■ **WRITTEN INSTRUCTION**
Records follow. Select each line holding "text".

■ **Stored data**

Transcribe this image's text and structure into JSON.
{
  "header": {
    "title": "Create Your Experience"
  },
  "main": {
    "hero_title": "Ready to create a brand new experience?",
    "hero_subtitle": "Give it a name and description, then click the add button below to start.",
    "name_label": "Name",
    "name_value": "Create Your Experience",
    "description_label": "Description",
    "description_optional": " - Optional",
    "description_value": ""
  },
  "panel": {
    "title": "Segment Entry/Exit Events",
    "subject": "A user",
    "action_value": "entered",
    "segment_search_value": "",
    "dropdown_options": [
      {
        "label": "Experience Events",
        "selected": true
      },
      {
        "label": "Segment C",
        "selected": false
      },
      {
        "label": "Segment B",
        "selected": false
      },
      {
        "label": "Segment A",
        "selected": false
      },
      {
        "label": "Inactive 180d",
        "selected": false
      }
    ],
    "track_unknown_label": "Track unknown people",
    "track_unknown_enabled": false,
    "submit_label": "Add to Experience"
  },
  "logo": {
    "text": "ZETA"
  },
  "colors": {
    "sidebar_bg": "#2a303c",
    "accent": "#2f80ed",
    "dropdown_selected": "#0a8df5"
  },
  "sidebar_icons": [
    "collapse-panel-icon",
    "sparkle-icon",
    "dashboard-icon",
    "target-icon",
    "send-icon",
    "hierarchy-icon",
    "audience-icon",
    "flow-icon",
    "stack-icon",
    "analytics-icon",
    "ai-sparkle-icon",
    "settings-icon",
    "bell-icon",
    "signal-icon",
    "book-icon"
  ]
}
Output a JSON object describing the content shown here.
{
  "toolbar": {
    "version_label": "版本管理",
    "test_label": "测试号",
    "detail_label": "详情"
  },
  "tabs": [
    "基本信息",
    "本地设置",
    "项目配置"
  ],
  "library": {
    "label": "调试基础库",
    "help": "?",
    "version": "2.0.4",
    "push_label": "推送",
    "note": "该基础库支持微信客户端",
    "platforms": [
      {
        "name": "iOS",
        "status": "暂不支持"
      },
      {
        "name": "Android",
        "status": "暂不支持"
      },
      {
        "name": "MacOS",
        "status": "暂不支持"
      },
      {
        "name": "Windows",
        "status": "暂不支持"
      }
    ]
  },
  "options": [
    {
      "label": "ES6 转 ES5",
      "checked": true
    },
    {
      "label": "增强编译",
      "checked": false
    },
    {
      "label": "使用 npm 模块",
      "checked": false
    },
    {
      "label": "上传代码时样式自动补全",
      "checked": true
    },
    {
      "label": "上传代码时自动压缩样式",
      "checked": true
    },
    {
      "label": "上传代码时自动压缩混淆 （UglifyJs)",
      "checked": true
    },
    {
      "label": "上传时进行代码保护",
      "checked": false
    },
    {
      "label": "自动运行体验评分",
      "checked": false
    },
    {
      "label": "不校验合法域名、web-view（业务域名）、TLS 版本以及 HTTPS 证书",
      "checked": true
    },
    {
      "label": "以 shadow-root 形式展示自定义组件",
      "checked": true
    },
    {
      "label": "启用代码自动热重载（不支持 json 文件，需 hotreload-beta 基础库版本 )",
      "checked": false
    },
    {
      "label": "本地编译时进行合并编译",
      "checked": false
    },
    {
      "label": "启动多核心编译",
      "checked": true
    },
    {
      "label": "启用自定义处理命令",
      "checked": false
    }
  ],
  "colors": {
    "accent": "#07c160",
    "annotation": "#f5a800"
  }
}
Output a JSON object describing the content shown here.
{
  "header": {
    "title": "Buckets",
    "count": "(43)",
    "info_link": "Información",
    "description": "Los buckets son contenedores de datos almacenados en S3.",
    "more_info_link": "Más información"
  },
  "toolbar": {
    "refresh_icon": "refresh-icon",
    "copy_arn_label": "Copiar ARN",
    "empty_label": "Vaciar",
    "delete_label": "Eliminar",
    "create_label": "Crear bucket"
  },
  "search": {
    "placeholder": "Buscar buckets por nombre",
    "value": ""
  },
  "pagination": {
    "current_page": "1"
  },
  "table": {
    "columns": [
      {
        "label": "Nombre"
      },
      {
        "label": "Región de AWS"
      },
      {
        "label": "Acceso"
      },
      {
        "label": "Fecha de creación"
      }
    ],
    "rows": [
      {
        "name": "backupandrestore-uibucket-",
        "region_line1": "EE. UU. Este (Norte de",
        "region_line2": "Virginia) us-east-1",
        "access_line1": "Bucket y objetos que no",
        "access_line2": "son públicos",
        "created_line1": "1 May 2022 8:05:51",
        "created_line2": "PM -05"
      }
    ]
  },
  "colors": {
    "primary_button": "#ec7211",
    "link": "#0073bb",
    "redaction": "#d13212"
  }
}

■ **ANSWER**
Transcribe this image's text and structure into JSON.
    "text": "ZETA"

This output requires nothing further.